Direction: Every line that holds the string "will" is to be identified and copied.
━━━━━ Records supplied
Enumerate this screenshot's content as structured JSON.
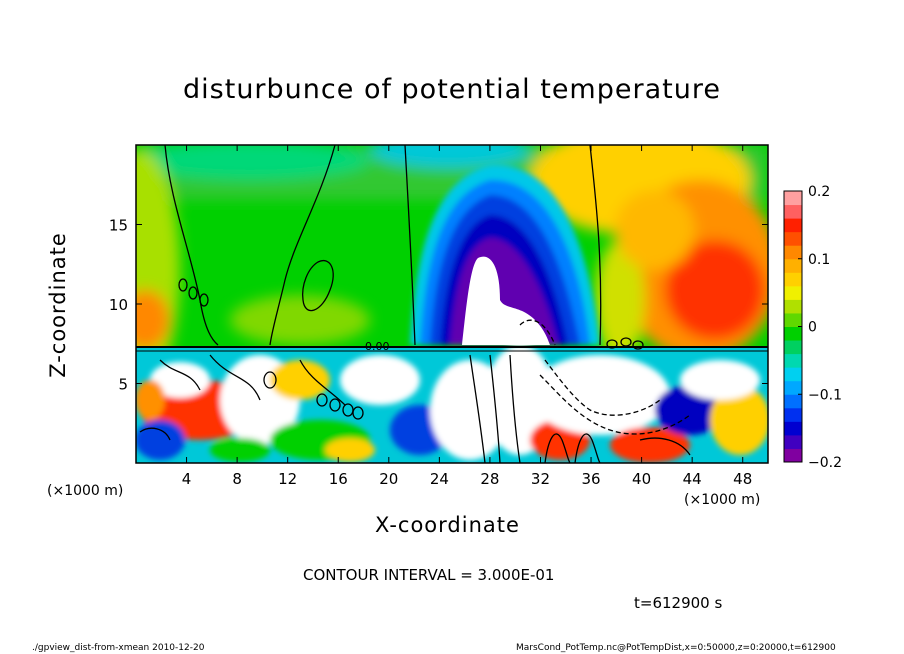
{
  "title": "disturbunce of potential temperature",
  "chart_data": {
    "type": "heatmap",
    "title": "disturbunce of potential temperature",
    "xlabel": "X-coordinate",
    "ylabel": "Z-coordinate",
    "x_unit_label": "(×1000 m)",
    "xlim": [
      0,
      50
    ],
    "ylim": [
      0,
      20
    ],
    "x_ticks": [
      4,
      8,
      12,
      16,
      20,
      24,
      28,
      32,
      36,
      40,
      44,
      48
    ],
    "y_ticks": [
      5,
      10,
      15
    ],
    "colorbar": {
      "range": [
        -0.2,
        0.2
      ],
      "ticks": [
        "0.2",
        "0.1",
        "0",
        "−0.1",
        "−0.2"
      ],
      "tick_values": [
        0.2,
        0.1,
        0,
        -0.1,
        -0.2
      ]
    },
    "contour_interval_text": "CONTOUR INTERVAL = 3.000E-01",
    "contour_label": "0.00",
    "time_text": "t=612900 s"
  },
  "footer": {
    "left": "./gpview_dist-from-xmean  2010-12-20",
    "right": "MarsCond_PotTemp.nc@PotTempDist,x=0:50000,z=0:20000,t=612900"
  }
}
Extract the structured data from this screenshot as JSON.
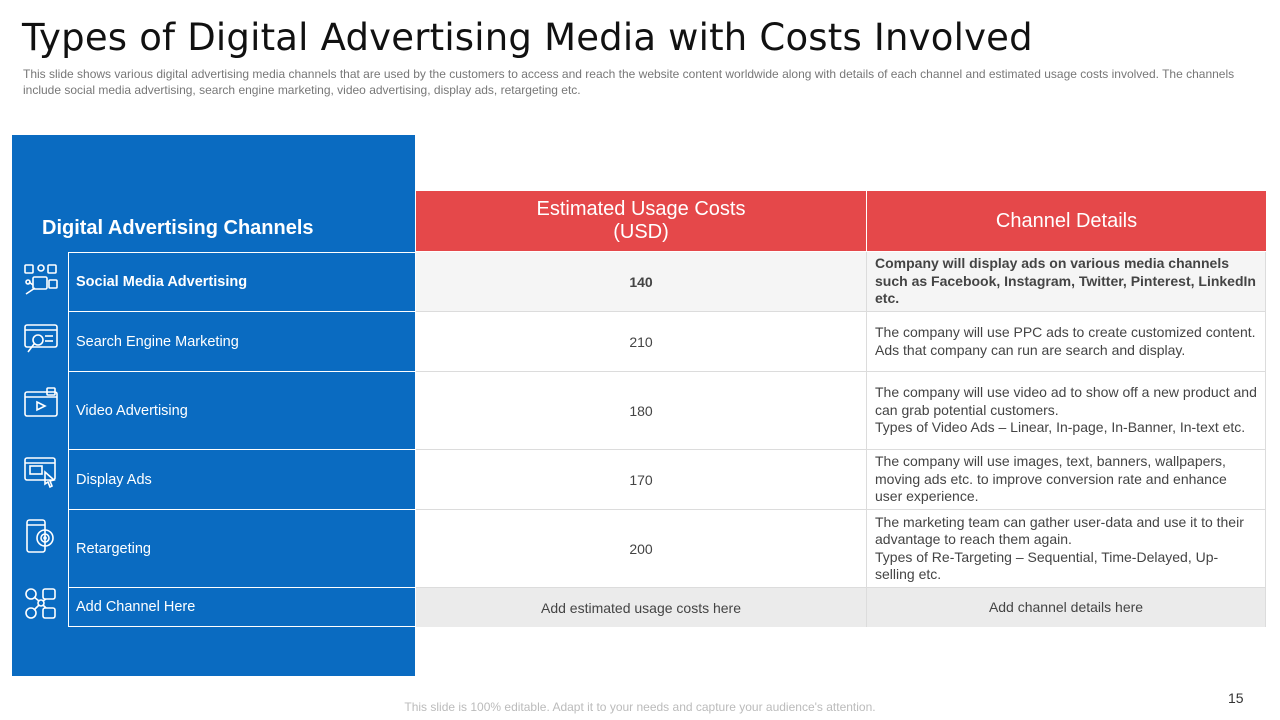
{
  "slide": {
    "title": "Types of Digital Advertising Media with Costs Involved",
    "subtitle": "This slide shows various  digital advertising  media channels that are used by the customers to access and reach the website content worldwide  along with details of each channel and estimated usage costs involved.  The channels include social media advertising,  search engine marketing, video  advertising, display ads, retargeting etc.",
    "footer": "This slide is 100%  editable. Adapt it to your needs and capture your audience's  attention.",
    "page_number": "15"
  },
  "table": {
    "channels_header": "Digital Advertising Channels",
    "cost_header": "Estimated Usage Costs\n(USD)",
    "details_header": "Channel Details",
    "rows": [
      {
        "icon": "social-media-icon",
        "channel": "Social Media Advertising",
        "cost": "140",
        "details": "Company will display ads on various media channels such as Facebook, Instagram,  Twitter, Pinterest, LinkedIn etc."
      },
      {
        "icon": "search-engine-icon",
        "channel": "Search Engine Marketing",
        "cost": "210",
        "details": "The company will use PPC ads to create customized content. Ads that company can run are search and display."
      },
      {
        "icon": "video-ad-icon",
        "channel": "Video  Advertising",
        "cost": "180",
        "details": "The company will use video ad to show off a new product and can grab potential  customers.\nTypes of Video Ads – Linear, In-page, In-Banner, In-text etc."
      },
      {
        "icon": "display-ad-icon",
        "channel": "Display Ads",
        "cost": "170",
        "details": "The company will use images, text, banners, wallpapers, moving ads etc. to improve conversion rate and enhance user experience."
      },
      {
        "icon": "retargeting-icon",
        "channel": "Retargeting",
        "cost": "200",
        "details": "The marketing team can gather user-data and use it to their advantage to reach them again.\nTypes of Re-Targeting – Sequential, Time-Delayed, Up-selling etc."
      },
      {
        "icon": "add-channel-icon",
        "channel": "Add Channel Here",
        "cost": "Add estimated usage costs here",
        "details": "Add channel details here"
      }
    ]
  },
  "colors": {
    "panel_blue": "#0a6bc1",
    "header_red": "#e5484a"
  }
}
━━━━━━━━━━
Result below:
        "details": "Company will display ads on various media channels such as Facebook, Instagram,  Twitter, Pinterest, LinkedIn etc."
        "details": "The company will use PPC ads to create customized content. Ads that company can run are search and display."
        "details": "The company will use video ad to show off a new product and can grab potential  customers.\nTypes of Video Ads – Linear, In-page, In-Banner, In-text etc."
        "details": "The company will use images, text, banners, wallpapers, moving ads etc. to improve conversion rate and enhance user experience."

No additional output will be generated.